---------- RECORDS FOR THIS TASK ----------
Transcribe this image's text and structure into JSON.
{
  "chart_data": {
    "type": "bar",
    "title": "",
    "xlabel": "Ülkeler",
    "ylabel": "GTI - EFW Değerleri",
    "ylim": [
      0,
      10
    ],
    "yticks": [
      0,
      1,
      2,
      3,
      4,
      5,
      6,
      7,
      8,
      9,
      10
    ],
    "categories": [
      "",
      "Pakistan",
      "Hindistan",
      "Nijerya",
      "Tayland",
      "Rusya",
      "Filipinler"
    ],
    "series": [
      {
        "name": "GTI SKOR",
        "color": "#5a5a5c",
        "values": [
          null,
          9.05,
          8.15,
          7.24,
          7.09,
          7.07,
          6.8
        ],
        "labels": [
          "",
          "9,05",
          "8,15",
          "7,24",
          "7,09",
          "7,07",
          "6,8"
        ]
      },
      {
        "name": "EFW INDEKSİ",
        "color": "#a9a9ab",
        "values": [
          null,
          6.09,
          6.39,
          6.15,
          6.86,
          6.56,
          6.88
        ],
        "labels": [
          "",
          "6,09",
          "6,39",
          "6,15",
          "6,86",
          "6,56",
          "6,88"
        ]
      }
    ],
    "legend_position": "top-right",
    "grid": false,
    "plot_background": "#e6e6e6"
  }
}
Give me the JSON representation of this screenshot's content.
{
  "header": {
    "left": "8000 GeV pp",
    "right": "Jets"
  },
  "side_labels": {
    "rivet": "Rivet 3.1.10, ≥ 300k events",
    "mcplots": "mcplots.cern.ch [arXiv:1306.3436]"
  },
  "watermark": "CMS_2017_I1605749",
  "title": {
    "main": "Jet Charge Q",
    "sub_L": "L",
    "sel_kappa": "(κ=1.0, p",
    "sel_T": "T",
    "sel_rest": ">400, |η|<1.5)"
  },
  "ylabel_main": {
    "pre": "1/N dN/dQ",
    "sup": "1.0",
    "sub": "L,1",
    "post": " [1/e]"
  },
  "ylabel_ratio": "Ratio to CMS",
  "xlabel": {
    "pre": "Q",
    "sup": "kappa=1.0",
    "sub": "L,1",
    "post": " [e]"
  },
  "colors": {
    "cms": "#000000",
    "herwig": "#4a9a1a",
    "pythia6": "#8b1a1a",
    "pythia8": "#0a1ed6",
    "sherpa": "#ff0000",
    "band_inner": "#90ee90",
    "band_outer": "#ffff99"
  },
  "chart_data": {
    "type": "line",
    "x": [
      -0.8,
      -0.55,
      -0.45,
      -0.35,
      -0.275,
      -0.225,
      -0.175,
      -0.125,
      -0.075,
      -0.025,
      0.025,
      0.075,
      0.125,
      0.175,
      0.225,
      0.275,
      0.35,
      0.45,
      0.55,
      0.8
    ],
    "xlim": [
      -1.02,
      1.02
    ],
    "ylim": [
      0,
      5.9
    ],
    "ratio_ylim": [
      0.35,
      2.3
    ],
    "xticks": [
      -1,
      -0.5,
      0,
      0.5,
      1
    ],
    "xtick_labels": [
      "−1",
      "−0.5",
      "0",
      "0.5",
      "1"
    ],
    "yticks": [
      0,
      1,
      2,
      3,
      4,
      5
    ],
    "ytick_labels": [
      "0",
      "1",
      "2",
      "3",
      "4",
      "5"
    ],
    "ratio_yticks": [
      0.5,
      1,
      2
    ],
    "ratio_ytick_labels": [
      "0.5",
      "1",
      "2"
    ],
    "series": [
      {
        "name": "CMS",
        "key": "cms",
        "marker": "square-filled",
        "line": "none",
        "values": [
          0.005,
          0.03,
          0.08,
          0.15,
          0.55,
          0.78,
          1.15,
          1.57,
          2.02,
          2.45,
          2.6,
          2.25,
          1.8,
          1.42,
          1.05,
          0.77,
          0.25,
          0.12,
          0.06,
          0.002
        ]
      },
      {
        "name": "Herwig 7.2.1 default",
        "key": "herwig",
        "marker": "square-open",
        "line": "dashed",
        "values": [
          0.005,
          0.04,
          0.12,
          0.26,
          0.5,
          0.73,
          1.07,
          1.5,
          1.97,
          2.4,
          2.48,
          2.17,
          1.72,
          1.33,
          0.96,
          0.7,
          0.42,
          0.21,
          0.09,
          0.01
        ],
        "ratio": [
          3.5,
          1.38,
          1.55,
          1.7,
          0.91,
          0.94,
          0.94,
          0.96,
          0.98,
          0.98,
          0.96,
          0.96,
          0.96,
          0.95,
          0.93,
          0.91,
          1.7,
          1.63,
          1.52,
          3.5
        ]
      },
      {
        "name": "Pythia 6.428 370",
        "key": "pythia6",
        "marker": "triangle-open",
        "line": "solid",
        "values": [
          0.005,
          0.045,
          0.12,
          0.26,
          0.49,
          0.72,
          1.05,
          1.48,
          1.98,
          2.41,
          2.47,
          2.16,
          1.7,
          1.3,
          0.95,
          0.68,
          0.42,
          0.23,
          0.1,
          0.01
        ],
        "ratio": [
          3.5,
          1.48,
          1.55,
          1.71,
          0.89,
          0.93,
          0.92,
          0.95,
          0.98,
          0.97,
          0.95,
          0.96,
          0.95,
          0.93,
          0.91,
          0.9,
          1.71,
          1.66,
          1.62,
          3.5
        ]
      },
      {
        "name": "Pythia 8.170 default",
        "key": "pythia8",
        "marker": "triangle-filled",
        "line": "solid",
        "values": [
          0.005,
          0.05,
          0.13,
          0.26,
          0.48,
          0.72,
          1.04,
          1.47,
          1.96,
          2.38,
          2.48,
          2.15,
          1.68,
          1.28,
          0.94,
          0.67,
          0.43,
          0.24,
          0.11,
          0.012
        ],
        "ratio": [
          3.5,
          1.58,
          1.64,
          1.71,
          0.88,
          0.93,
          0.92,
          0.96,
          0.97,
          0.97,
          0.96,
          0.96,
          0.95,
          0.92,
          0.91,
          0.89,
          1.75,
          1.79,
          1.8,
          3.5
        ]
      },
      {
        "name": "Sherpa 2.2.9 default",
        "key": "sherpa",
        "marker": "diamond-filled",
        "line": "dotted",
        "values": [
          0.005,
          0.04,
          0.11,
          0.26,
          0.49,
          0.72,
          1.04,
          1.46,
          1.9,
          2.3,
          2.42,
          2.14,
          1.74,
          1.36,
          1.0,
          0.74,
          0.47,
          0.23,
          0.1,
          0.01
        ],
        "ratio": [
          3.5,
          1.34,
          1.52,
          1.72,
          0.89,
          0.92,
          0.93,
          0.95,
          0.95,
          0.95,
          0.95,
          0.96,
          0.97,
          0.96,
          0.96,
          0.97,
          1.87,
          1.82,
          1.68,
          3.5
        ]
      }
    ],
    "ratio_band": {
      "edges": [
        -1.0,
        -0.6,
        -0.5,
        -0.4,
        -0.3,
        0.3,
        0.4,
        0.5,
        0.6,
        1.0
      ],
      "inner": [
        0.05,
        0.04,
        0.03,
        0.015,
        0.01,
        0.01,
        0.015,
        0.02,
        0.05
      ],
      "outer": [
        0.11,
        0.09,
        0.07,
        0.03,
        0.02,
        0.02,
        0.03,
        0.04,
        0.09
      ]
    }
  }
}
----------
In the records above, locate every line with the string "name" and copy it.

        "name": "GTI SKOR",
        "name": "EFW INDEKSİ",
        "name": "CMS",
        "name": "Herwig 7.2.1 default",
        "name": "Pythia 6.428 370",
        "name": "Pythia 8.170 default",
        "name": "Sherpa 2.2.9 default",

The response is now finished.